--- start Supplied material ---

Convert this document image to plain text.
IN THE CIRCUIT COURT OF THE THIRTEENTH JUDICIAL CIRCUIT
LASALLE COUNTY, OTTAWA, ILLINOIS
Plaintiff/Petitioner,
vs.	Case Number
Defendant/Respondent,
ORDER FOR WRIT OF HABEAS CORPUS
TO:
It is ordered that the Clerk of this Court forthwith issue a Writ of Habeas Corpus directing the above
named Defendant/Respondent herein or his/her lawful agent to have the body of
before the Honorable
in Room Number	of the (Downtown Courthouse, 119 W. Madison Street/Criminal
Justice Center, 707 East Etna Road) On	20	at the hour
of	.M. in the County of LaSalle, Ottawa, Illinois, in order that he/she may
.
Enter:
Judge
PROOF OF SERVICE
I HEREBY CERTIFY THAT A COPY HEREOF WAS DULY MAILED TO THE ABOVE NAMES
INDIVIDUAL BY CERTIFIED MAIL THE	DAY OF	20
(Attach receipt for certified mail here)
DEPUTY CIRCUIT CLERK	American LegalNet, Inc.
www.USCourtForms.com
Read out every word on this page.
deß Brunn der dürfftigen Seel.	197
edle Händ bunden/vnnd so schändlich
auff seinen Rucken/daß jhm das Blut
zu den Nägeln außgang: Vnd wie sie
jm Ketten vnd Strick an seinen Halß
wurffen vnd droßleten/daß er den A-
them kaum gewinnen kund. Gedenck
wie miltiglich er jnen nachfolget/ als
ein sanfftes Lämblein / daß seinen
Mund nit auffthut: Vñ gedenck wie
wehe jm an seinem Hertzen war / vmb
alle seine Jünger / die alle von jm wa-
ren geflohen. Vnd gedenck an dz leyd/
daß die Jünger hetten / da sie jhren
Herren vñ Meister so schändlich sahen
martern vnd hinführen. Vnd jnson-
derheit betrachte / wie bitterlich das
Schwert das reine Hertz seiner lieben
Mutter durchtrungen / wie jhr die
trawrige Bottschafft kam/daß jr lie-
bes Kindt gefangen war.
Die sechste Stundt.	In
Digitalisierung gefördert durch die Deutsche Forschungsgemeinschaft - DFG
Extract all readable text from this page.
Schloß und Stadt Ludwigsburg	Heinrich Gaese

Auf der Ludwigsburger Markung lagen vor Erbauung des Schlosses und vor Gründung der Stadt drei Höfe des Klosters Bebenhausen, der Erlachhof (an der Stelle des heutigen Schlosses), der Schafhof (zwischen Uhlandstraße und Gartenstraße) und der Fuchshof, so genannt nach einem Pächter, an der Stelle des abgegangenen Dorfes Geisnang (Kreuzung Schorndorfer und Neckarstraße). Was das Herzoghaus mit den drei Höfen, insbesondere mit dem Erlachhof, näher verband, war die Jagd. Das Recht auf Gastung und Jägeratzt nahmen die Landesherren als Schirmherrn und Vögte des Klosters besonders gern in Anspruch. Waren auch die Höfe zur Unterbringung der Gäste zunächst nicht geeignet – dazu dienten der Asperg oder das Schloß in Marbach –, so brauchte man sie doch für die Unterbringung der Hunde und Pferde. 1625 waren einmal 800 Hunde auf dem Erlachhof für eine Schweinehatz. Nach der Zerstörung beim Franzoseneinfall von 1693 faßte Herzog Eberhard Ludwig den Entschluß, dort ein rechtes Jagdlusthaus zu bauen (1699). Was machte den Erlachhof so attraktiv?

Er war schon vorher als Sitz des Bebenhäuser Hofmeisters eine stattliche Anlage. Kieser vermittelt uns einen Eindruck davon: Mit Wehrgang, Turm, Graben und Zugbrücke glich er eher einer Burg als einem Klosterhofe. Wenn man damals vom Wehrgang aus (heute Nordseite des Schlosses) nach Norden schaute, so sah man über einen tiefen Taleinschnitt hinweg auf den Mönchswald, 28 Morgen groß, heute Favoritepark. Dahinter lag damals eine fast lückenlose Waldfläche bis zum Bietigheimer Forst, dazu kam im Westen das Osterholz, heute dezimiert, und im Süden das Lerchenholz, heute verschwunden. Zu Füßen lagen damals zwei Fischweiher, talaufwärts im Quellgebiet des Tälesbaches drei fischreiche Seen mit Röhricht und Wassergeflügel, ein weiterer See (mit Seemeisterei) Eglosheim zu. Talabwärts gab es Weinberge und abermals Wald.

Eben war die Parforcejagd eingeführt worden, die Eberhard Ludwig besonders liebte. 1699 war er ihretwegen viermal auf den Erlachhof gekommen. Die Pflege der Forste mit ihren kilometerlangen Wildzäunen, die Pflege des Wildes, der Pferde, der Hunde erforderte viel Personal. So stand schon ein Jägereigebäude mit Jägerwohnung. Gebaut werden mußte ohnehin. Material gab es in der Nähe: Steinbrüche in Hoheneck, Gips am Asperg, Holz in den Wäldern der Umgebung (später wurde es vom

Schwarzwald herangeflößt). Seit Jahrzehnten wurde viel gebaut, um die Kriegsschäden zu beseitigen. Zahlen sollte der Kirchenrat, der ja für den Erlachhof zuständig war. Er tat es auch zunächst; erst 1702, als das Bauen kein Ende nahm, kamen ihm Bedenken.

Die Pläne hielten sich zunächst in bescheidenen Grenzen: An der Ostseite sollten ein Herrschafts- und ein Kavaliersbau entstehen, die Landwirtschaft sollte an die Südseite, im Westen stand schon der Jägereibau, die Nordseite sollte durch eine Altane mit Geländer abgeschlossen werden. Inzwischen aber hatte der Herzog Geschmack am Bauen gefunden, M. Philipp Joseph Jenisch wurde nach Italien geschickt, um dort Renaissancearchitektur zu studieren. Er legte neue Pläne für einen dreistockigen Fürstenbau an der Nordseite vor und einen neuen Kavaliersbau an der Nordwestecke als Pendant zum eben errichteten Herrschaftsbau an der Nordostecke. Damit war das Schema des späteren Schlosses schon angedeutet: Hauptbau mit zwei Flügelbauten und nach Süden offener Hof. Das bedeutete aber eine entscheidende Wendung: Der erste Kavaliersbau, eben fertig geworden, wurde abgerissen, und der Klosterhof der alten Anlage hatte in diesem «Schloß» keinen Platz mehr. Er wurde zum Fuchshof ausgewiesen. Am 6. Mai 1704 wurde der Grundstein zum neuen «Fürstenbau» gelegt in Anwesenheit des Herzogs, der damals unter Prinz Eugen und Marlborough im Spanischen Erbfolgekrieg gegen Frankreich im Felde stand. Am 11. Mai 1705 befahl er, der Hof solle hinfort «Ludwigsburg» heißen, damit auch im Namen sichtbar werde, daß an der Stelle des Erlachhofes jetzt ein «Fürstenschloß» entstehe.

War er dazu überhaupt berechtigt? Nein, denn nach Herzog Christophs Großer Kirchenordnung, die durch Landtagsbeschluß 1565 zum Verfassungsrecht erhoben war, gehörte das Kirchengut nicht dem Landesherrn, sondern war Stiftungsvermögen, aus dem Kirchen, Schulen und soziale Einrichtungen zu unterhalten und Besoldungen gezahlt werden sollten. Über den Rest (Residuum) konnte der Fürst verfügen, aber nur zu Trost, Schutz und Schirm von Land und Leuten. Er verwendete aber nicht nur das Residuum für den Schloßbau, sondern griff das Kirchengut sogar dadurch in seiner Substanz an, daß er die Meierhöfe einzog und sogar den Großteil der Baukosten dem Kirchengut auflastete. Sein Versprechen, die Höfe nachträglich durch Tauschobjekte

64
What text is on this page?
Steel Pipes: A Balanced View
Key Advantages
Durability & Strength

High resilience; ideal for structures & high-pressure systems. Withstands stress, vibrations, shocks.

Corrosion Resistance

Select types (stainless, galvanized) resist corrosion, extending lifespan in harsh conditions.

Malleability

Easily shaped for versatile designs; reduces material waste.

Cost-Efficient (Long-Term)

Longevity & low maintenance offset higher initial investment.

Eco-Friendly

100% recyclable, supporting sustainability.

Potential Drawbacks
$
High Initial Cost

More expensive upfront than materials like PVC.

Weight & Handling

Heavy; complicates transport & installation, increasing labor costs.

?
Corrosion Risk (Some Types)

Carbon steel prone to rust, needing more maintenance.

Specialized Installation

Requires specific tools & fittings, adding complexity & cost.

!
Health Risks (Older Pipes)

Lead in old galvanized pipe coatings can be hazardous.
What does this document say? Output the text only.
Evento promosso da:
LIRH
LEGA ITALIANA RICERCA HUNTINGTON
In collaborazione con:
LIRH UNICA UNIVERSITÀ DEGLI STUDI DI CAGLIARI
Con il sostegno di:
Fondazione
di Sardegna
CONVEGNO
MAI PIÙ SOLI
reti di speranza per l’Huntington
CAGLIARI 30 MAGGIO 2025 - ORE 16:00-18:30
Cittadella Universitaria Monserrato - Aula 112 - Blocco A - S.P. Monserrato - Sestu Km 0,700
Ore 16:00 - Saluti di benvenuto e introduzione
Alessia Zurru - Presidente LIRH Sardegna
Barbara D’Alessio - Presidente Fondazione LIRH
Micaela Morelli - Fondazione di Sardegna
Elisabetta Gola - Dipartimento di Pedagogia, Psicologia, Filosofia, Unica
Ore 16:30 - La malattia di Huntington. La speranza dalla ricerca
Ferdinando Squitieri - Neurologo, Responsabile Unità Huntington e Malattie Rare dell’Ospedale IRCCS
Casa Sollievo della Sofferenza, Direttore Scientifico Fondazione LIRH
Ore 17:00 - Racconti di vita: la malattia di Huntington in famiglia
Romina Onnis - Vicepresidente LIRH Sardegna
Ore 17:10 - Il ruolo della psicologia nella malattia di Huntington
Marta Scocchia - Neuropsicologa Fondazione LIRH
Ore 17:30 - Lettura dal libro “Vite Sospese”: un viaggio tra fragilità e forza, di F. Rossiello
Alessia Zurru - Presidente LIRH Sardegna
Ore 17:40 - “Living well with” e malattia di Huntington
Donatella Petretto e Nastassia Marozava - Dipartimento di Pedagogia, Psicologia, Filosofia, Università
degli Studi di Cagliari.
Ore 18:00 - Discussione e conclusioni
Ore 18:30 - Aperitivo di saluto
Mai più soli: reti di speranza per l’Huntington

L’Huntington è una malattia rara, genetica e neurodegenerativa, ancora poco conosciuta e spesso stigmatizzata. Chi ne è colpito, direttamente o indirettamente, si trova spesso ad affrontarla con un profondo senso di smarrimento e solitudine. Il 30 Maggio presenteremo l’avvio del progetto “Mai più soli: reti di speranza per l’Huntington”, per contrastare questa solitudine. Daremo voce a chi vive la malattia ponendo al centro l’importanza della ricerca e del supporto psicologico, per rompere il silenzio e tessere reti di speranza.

--- end Supplied material ---

Exercise goal
Count each line of the data where the word "What" appears, then reply with the total only.

Exercise response
2